## Set exercise
Answer with one number: the count of lines in this material that hold the word "Российской".

## A run of records
□ □ □

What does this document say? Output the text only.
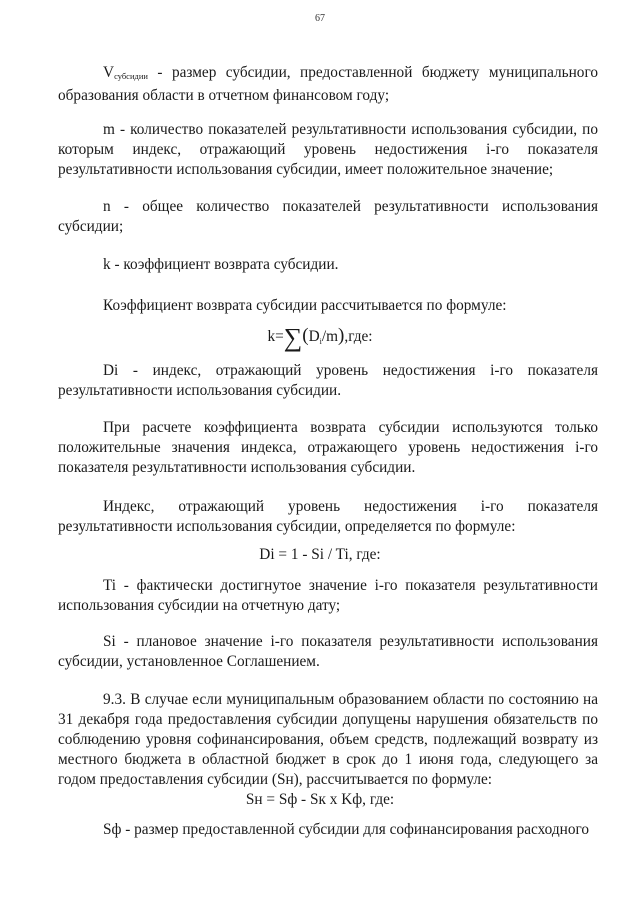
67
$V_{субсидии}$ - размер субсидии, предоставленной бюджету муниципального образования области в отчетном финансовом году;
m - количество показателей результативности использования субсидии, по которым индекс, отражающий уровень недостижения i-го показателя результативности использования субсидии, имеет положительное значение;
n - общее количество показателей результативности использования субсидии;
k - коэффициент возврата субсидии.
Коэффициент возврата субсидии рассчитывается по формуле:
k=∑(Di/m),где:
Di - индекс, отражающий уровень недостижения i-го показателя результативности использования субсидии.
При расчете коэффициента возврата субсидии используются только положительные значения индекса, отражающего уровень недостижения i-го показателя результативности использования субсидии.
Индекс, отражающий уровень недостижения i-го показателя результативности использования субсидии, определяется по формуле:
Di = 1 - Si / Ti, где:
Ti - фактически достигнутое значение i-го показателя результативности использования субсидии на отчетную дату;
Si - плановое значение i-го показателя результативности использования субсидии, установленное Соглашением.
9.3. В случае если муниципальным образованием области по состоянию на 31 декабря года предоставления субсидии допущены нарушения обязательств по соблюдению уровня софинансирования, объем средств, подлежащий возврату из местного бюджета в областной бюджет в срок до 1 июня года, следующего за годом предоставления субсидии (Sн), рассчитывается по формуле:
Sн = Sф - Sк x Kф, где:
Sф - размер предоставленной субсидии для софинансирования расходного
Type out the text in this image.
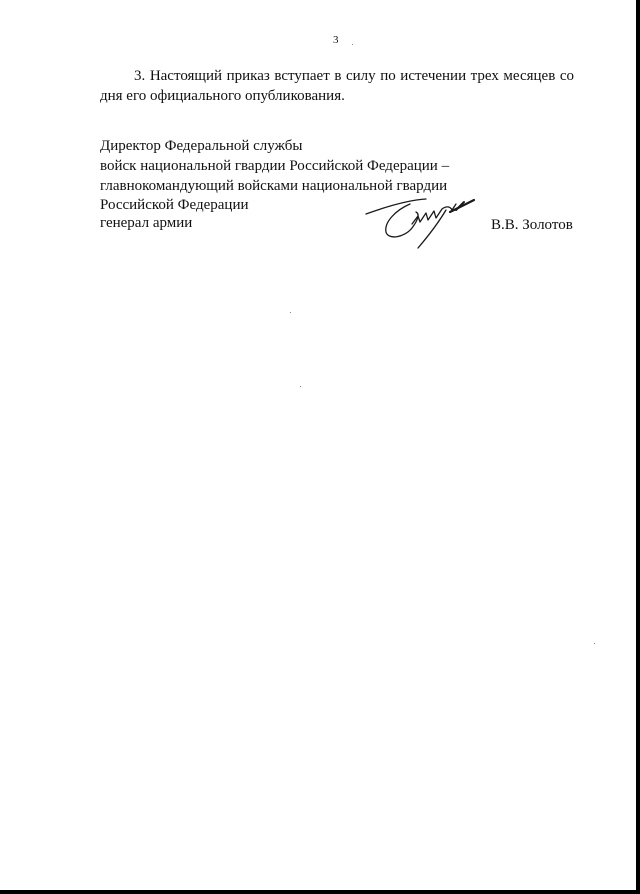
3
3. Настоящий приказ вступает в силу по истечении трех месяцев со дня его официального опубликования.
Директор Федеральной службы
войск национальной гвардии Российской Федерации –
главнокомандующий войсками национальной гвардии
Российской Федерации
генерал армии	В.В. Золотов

□ □ □

## Finished task
2